What you should do — Examine each line of the data. Copy those that contain the string "title".

Data shown —
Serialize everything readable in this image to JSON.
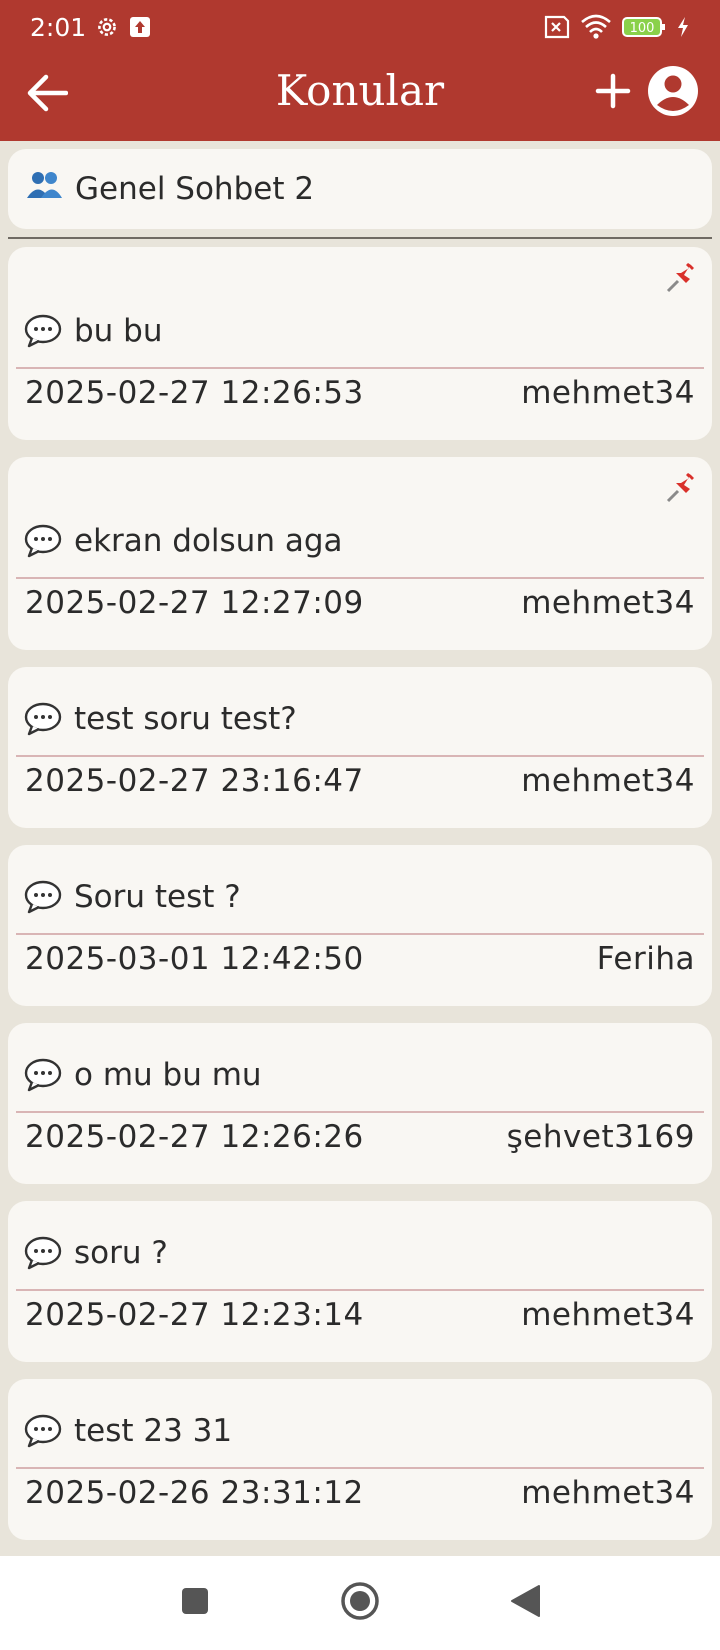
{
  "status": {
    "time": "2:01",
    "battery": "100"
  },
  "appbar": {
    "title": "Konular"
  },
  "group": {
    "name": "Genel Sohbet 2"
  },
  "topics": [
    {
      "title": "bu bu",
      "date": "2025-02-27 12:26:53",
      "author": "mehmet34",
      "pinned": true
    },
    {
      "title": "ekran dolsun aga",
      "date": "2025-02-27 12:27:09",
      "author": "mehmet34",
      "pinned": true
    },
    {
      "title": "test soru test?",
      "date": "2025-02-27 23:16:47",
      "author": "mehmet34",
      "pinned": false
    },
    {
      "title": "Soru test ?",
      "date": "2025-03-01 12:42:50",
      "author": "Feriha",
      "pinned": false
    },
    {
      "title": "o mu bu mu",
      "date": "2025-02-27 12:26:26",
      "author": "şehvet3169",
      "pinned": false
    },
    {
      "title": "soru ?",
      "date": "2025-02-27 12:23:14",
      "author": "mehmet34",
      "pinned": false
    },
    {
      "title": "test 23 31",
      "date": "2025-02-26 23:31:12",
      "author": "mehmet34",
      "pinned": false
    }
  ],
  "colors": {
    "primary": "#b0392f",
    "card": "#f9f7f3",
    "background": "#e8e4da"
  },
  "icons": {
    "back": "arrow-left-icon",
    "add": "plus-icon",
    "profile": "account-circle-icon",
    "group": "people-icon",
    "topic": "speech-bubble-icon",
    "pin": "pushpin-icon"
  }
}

Expected answer —
    "title": "Konular"
      "title": "bu bu",
      "title": "ekran dolsun aga",
      "title": "test soru test?",
      "title": "Soru test ?",
      "title": "o mu bu mu",
      "title": "soru ?",
      "title": "test 23 31",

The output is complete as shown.